start
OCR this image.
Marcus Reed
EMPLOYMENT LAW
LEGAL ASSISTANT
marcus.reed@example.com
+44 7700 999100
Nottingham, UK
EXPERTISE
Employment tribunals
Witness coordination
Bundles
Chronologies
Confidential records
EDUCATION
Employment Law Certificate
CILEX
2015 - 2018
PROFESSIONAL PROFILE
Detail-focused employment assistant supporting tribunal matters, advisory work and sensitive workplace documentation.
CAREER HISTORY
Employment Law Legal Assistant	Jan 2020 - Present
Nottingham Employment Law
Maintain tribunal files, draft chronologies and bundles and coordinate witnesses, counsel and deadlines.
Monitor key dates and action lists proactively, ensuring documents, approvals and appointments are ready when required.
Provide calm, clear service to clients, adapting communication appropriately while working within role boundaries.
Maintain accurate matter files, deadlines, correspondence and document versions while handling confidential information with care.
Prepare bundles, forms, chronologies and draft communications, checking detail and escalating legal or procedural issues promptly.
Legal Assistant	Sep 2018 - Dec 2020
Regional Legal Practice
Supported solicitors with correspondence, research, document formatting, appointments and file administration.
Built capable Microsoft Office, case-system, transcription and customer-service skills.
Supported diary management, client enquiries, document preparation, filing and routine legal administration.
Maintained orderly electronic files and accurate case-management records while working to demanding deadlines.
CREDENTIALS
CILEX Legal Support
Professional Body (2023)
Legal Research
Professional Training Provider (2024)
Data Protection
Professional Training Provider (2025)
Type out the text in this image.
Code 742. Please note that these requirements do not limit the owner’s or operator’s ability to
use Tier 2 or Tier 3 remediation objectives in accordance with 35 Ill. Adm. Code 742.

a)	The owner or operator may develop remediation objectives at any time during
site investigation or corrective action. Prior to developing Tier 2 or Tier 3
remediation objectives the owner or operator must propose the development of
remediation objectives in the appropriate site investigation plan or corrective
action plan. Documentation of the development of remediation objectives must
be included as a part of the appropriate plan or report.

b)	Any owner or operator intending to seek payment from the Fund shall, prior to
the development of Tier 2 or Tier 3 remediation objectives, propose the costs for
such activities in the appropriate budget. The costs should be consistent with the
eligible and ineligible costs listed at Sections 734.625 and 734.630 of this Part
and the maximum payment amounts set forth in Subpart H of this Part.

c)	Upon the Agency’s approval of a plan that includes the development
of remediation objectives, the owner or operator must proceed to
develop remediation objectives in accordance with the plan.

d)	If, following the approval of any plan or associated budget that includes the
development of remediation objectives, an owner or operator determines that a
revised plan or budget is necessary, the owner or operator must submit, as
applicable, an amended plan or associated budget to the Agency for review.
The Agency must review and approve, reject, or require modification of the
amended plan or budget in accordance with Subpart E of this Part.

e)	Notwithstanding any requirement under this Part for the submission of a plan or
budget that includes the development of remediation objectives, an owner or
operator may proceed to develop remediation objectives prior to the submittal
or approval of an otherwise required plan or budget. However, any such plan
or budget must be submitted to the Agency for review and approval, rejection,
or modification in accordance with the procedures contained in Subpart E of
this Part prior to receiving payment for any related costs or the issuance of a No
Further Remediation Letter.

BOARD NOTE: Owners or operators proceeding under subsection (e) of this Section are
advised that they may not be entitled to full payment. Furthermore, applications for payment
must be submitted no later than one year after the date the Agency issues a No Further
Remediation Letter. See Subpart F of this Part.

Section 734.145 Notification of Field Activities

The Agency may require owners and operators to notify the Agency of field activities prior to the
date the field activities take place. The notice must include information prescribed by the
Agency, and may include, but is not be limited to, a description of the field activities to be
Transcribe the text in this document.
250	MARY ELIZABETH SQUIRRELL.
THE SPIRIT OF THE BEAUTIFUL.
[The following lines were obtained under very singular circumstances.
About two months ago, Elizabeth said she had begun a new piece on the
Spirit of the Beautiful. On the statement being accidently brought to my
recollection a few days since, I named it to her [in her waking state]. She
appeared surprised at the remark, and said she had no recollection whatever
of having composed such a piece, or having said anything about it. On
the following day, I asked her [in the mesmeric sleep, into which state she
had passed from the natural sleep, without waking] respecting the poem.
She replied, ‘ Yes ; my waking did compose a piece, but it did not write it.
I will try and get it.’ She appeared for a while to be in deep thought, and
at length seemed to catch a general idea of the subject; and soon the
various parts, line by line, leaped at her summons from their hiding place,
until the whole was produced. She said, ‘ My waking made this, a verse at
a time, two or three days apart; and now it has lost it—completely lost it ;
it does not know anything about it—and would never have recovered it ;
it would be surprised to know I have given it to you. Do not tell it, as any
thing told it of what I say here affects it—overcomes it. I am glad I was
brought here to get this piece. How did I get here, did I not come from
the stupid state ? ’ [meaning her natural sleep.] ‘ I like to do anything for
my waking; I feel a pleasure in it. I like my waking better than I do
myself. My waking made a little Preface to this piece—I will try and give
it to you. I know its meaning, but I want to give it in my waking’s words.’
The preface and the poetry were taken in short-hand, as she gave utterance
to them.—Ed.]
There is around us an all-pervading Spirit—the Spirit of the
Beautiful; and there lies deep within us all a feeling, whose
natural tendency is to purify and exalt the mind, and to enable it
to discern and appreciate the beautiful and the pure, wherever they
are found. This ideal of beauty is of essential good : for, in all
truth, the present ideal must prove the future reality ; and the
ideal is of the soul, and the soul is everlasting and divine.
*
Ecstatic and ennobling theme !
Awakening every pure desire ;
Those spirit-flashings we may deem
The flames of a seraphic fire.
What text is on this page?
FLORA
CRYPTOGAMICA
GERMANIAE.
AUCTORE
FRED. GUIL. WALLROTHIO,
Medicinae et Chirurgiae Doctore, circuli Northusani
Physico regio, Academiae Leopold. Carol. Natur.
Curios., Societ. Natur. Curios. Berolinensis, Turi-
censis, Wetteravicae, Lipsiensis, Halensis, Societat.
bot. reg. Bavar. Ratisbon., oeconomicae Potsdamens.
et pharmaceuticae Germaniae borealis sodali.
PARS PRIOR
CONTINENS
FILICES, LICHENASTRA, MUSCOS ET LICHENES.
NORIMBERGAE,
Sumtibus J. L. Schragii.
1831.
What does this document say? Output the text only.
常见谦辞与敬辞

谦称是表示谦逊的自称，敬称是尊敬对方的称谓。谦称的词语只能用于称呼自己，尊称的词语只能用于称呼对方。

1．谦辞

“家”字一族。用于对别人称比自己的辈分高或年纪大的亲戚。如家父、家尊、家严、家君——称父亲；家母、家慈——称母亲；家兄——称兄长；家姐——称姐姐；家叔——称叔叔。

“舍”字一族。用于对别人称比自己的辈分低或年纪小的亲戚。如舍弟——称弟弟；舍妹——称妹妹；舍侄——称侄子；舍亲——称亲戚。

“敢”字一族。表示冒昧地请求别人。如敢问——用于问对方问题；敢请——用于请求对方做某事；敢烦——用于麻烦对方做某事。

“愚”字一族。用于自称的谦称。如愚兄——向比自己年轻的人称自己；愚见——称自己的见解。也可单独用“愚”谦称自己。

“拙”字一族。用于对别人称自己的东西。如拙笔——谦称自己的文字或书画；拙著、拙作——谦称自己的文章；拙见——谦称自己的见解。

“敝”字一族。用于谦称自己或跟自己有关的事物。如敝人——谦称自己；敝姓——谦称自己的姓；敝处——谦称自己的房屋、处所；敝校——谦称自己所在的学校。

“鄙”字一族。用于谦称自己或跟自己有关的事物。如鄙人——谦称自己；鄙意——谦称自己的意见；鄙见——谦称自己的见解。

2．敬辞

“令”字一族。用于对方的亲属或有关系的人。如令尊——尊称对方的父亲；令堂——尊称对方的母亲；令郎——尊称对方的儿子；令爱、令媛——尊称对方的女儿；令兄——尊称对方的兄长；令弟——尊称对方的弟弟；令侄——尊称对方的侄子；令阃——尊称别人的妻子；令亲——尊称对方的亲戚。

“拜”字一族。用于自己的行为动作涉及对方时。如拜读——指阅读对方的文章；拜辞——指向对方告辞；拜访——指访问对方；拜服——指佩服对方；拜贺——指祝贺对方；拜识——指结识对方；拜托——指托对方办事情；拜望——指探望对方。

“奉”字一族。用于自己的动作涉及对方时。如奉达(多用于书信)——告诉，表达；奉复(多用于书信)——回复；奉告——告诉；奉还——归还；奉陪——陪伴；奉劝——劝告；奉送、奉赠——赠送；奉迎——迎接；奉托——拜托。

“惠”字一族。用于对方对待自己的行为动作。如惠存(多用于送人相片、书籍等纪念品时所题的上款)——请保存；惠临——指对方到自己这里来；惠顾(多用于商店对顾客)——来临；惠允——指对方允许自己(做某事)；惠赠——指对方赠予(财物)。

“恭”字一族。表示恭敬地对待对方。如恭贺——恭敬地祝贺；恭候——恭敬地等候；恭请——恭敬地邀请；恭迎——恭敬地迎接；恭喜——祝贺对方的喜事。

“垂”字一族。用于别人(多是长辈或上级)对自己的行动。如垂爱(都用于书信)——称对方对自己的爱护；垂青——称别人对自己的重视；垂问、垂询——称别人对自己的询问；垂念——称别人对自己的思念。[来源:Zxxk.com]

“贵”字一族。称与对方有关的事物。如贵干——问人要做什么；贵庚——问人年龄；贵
end
SET PROBLEM - For this exercise, please retype exactly the lines in the listing from the line with "What does this" through its last line, both ends included.

RESPONSE TO THE EXERCISE -
What does this document say? Output the text only.
常见谦辞与敬辞

谦称是表示谦逊的自称，敬称是尊敬对方的称谓。谦称的词语只能用于称呼自己，尊称的词语只能用于称呼对方。

1．谦辞

“家”字一族。用于对别人称比自己的辈分高或年纪大的亲戚。如家父、家尊、家严、家君——称父亲；家母、家慈——称母亲；家兄——称兄长；家姐——称姐姐；家叔——称叔叔。

“舍”字一族。用于对别人称比自己的辈分低或年纪小的亲戚。如舍弟——称弟弟；舍妹——称妹妹；舍侄——称侄子；舍亲——称亲戚。

“敢”字一族。表示冒昧地请求别人。如敢问——用于问对方问题；敢请——用于请求对方做某事；敢烦——用于麻烦对方做某事。

“愚”字一族。用于自称的谦称。如愚兄——向比自己年轻的人称自己；愚见——称自己的见解。也可单独用“愚”谦称自己。

“拙”字一族。用于对别人称自己的东西。如拙笔——谦称自己的文字或书画；拙著、拙作——谦称自己的文章；拙见——谦称自己的见解。

“敝”字一族。用于谦称自己或跟自己有关的事物。如敝人——谦称自己；敝姓——谦称自己的姓；敝处——谦称自己的房屋、处所；敝校——谦称自己所在的学校。

“鄙”字一族。用于谦称自己或跟自己有关的事物。如鄙人——谦称自己；鄙意——谦称自己的意见；鄙见——谦称自己的见解。

2．敬辞

“令”字一族。用于对方的亲属或有关系的人。如令尊——尊称对方的父亲；令堂——尊称对方的母亲；令郎——尊称对方的儿子；令爱、令媛——尊称对方的女儿；令兄——尊称对方的兄长；令弟——尊称对方的弟弟；令侄——尊称对方的侄子；令阃——尊称别人的妻子；令亲——尊称对方的亲戚。

“拜”字一族。用于自己的行为动作涉及对方时。如拜读——指阅读对方的文章；拜辞——指向对方告辞；拜访——指访问对方；拜服——指佩服对方；拜贺——指祝贺对方；拜识——指结识对方；拜托——指托对方办事情；拜望——指探望对方。

“奉”字一族。用于自己的动作涉及对方时。如奉达(多用于书信)——告诉，表达；奉复(多用于书信)——回复；奉告——告诉；奉还——归还；奉陪——陪伴；奉劝——劝告；奉送、奉赠——赠送；奉迎——迎接；奉托——拜托。

“惠”字一族。用于对方对待自己的行为动作。如惠存(多用于送人相片、书籍等纪念品时所题的上款)——请保存；惠临——指对方到自己这里来；惠顾(多用于商店对顾客)——来临；惠允——指对方允许自己(做某事)；惠赠——指对方赠予(财物)。

“恭”字一族。表示恭敬地对待对方。如恭贺——恭敬地祝贺；恭候——恭敬地等候；恭请——恭敬地邀请；恭迎——恭敬地迎接；恭喜——祝贺对方的喜事。

“垂”字一族。用于别人(多是长辈或上级)对自己的行动。如垂爱(都用于书信)——称对方对自己的爱护；垂青——称别人对自己的重视；垂问、垂询——称别人对自己的询问；垂念——称别人对自己的思念。[来源:Zxxk.com]

“贵”字一族。称与对方有关的事物。如贵干——问人要做什么；贵庚——问人年龄；贵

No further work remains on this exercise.